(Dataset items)
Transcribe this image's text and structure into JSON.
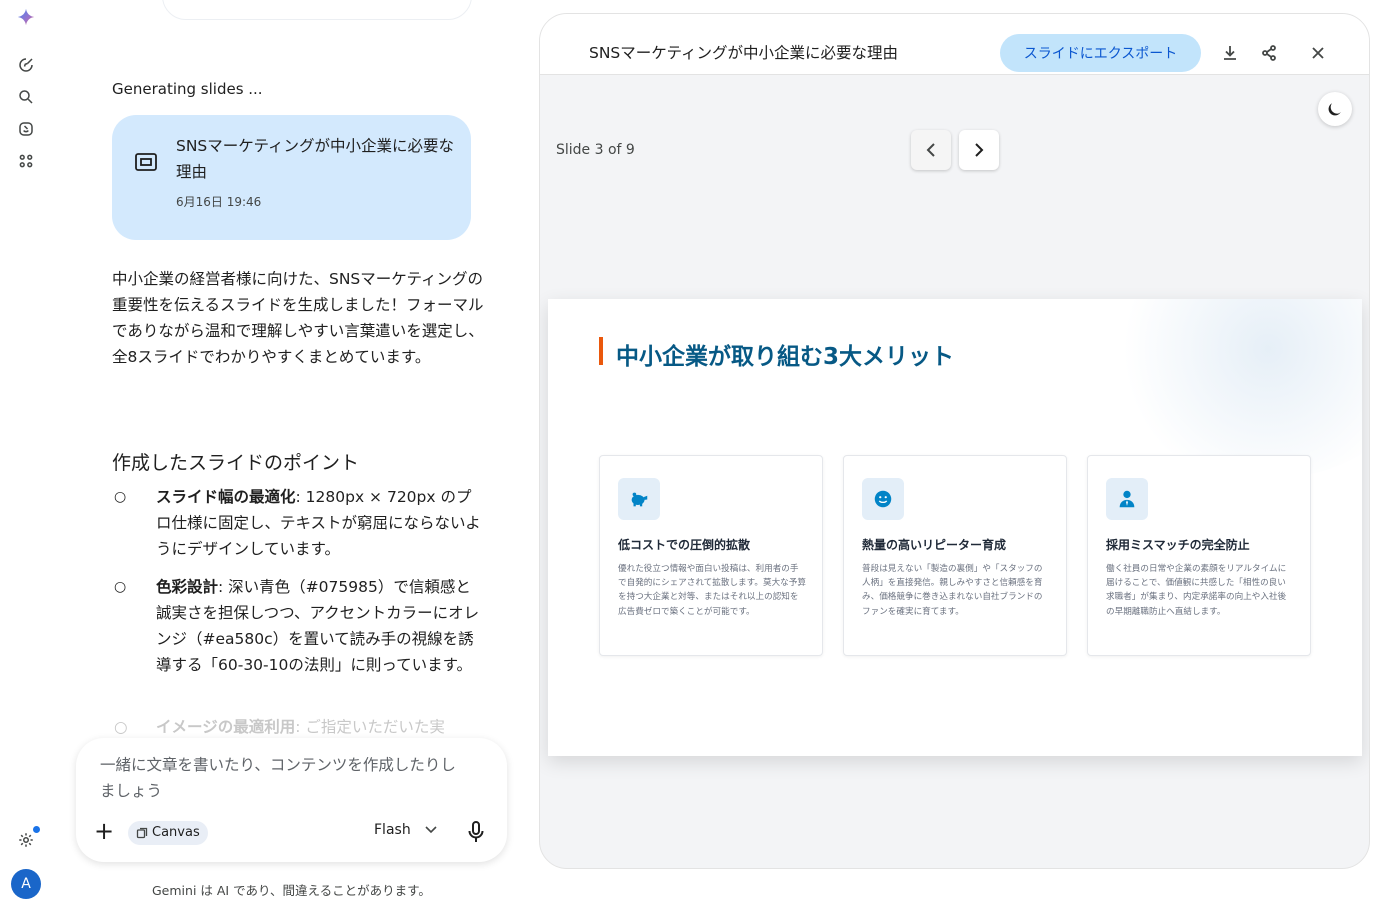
{
  "rail": {
    "avatar_letter": "A"
  },
  "chat": {
    "generating_label": "Generating slides ...",
    "doc_card": {
      "title": "SNSマーケティングが中小企業に必要な理由",
      "date": "6月16日 19:46"
    },
    "intro": "中小企業の経営者様に向けた、SNSマーケティングの重要性を伝えるスライドを生成しました！フォーマルでありながら温和で理解しやすい言葉遣いを選定し、全8スライドでわかりやすくまとめています。",
    "points_heading": "作成したスライドのポイント",
    "bullet_mark": "○",
    "points": [
      {
        "label": "スライド幅の最適化",
        "text": ": 1280px × 720px のプロ仕様に固定し、テキストが窮屈にならないようにデザインしています。"
      },
      {
        "label": "色彩設計",
        "text": ": 深い青色（#075985）で信頼感と誠実さを担保しつつ、アクセントカラーにオレンジ（#ea580c）を置いて読み手の視線を誘導する「60-30-10の法則」に則っています。"
      },
      {
        "label": "イメージの最適利用",
        "text": ": ご指定いただいた実"
      }
    ]
  },
  "input": {
    "placeholder": "一緒に文章を書いたり、コンテンツを作成したりしましょう",
    "canvas_chip": "Canvas",
    "model": "Flash"
  },
  "disclaimer": "Gemini は AI であり、間違えることがあります。",
  "panel": {
    "title": "SNSマーケティングが中小企業に必要な理由",
    "export_button": "スライドにエクスポート",
    "slide_counter": "Slide 3 of 9"
  },
  "slide": {
    "title": "中小企業が取り組む3大メリット",
    "accent_color": "#ea580c",
    "primary_color": "#075985",
    "cards": [
      {
        "icon": "piggy-bank-icon",
        "title": "低コストでの圧倒的拡散",
        "text": "優れた役立つ情報や面白い投稿は、利用者の手で自発的にシェアされて拡散します。莫大な予算を持つ大企業と対等、またはそれ以上の認知を広告費ゼロで築くことが可能です。"
      },
      {
        "icon": "smile-icon",
        "title": "熱量の高いリピーター育成",
        "text": "普段は見えない「製造の裏側」や「スタッフの人柄」を直接発信。親しみやすさと信頼感を育み、価格競争に巻き込まれない自社ブランドのファンを確実に育てます。"
      },
      {
        "icon": "person-icon",
        "title": "採用ミスマッチの完全防止",
        "text": "働く社員の日常や企業の素顔をリアルタイムに届けることで、価値観に共感した「相性の良い求職者」が集まり、内定承諾率の向上や入社後の早期離職防止へ直結します。"
      }
    ]
  }
}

TO BE DONE ▸
From the listing, copy every line where the string "title" appears.

RESULT OF THE EXERCISE ▸
      "title": "SNSマーケティングが中小企業に必要な理由",
    "title": "SNSマーケティングが中小企業に必要な理由",
    "title": "中小企業が取り組む3大メリット",
        "title": "低コストでの圧倒的拡散",
        "title": "熱量の高いリピーター育成",
        "title": "採用ミスマッチの完全防止",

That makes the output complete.